>> BEGIN Data excerpts
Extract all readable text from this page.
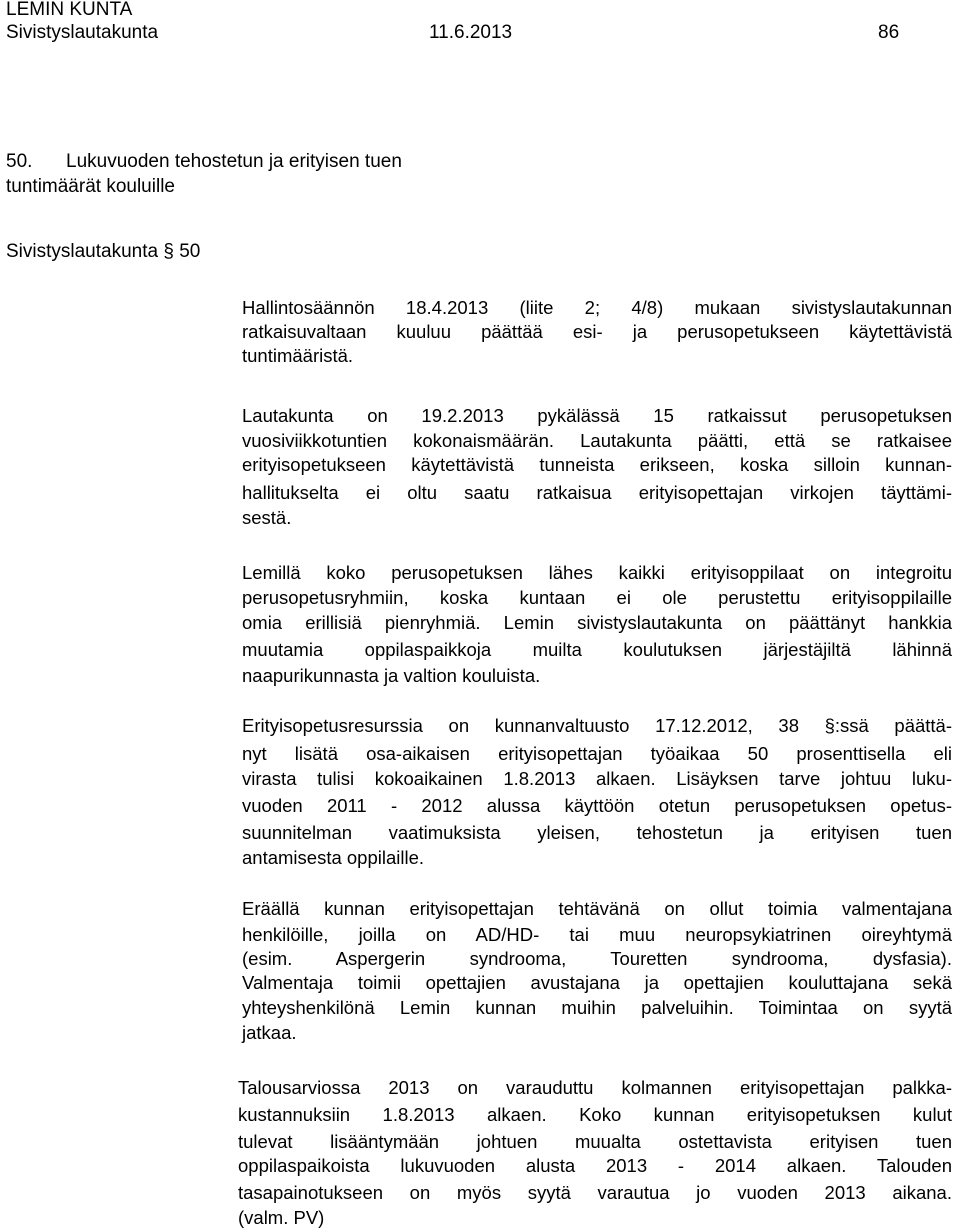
LEMIN KUNTA
Sivistyslautakunta	11.6.2013	86
50. Lukuvuoden tehostetun ja erityisen tuen
tuntimäärät kouluille
Sivistyslautakunta § 50
Hallintosäännön 18.4.2013 (liite 2; 4/8) mukaan sivistyslautakunnan
ratkaisuvaltaan kuuluu päättää esi- ja perusopetukseen käytettävistä
tuntimääristä.
Lautakunta on 19.2.2013 pykälässä 15 ratkaissut perusopetuksen
vuosiviikkotuntien kokonaismäärän. Lautakunta päätti, että se ratkaisee
erityisopetukseen käytettävistä tunneista erikseen, koska silloin kunnan-
hallitukselta ei oltu saatu ratkaisua erityisopettajan virkojen täyttämi-
sestä.
Lemillä koko perusopetuksen lähes kaikki erityisoppilaat on integroitu
perusopetusryhmiin, koska kuntaan ei ole perustettu erityisoppilaille
omia erillisiä pienryhmiä. Lemin sivistyslautakunta on päättänyt hankkia
muutamia oppilaspaikkoja muilta koulutuksen järjestäjiltä lähinnä
naapurikunnasta ja valtion kouluista.
Erityisopetusresurssia on kunnanvaltuusto 17.12.2012, 38 §:ssä päättä-
nyt lisätä osa-aikaisen erityisopettajan työaikaa 50 prosenttisella eli
virasta tulisi kokoaikainen 1.8.2013 alkaen. Lisäyksen tarve johtuu luku-
vuoden 2011 - 2012 alussa käyttöön otetun perusopetuksen opetus-
suunnitelman vaatimuksista yleisen, tehostetun ja erityisen tuen
antamisesta oppilaille.
Eräällä kunnan erityisopettajan tehtävänä on ollut toimia valmentajana
henkilöille, joilla on AD/HD- tai muu neuropsykiatrinen oireyhtymä
(esim. Aspergerin syndrooma, Touretten syndrooma, dysfasia).
Valmentaja toimii opettajien avustajana ja opettajien kouluttajana sekä
yhteyshenkilönä Lemin kunnan muihin palveluihin. Toimintaa on syytä
jatkaa.
Talousarviossa 2013 on varauduttu kolmannen erityisopettajan palkka-
kustannuksiin 1.8.2013 alkaen. Koko kunnan erityisopetuksen kulut
tulevat lisääntymään johtuen muualta ostettavista erityisen tuen
oppilaspaikoista lukuvuoden alusta 2013 - 2014 alkaen. Talouden
tasapainotukseen on myös syytä varautua jo vuoden 2013 aikana.
(valm. PV)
>> END Data excerpts
Exercise: Quote every record above exactly, leaving out the pictures.

Result:
Extract all readable text from this page.
LEMIN KUNTA
Sivistyslautakunta	11.6.2013	86
50. Lukuvuoden tehostetun ja erityisen tuen
tuntimäärät kouluille
Sivistyslautakunta § 50
Hallintosäännön 18.4.2013 (liite 2; 4/8) mukaan sivistyslautakunnan
ratkaisuvaltaan kuuluu päättää esi- ja perusopetukseen käytettävistä
tuntimääristä.
Lautakunta on 19.2.2013 pykälässä 15 ratkaissut perusopetuksen
vuosiviikkotuntien kokonaismäärän. Lautakunta päätti, että se ratkaisee
erityisopetukseen käytettävistä tunneista erikseen, koska silloin kunnan-
hallitukselta ei oltu saatu ratkaisua erityisopettajan virkojen täyttämi-
sestä.
Lemillä koko perusopetuksen lähes kaikki erityisoppilaat on integroitu
perusopetusryhmiin, koska kuntaan ei ole perustettu erityisoppilaille
omia erillisiä pienryhmiä. Lemin sivistyslautakunta on päättänyt hankkia
muutamia oppilaspaikkoja muilta koulutuksen järjestäjiltä lähinnä
naapurikunnasta ja valtion kouluista.
Erityisopetusresurssia on kunnanvaltuusto 17.12.2012, 38 §:ssä päättä-
nyt lisätä osa-aikaisen erityisopettajan työaikaa 50 prosenttisella eli
virasta tulisi kokoaikainen 1.8.2013 alkaen. Lisäyksen tarve johtuu luku-
vuoden 2011 - 2012 alussa käyttöön otetun perusopetuksen opetus-
suunnitelman vaatimuksista yleisen, tehostetun ja erityisen tuen
antamisesta oppilaille.
Eräällä kunnan erityisopettajan tehtävänä on ollut toimia valmentajana
henkilöille, joilla on AD/HD- tai muu neuropsykiatrinen oireyhtymä
(esim. Aspergerin syndrooma, Touretten syndrooma, dysfasia).
Valmentaja toimii opettajien avustajana ja opettajien kouluttajana sekä
yhteyshenkilönä Lemin kunnan muihin palveluihin. Toimintaa on syytä
jatkaa.
Talousarviossa 2013 on varauduttu kolmannen erityisopettajan palkka-
kustannuksiin 1.8.2013 alkaen. Koko kunnan erityisopetuksen kulut
tulevat lisääntymään johtuen muualta ostettavista erityisen tuen
oppilaspaikoista lukuvuoden alusta 2013 - 2014 alkaen. Talouden
tasapainotukseen on myös syytä varautua jo vuoden 2013 aikana.
(valm. PV)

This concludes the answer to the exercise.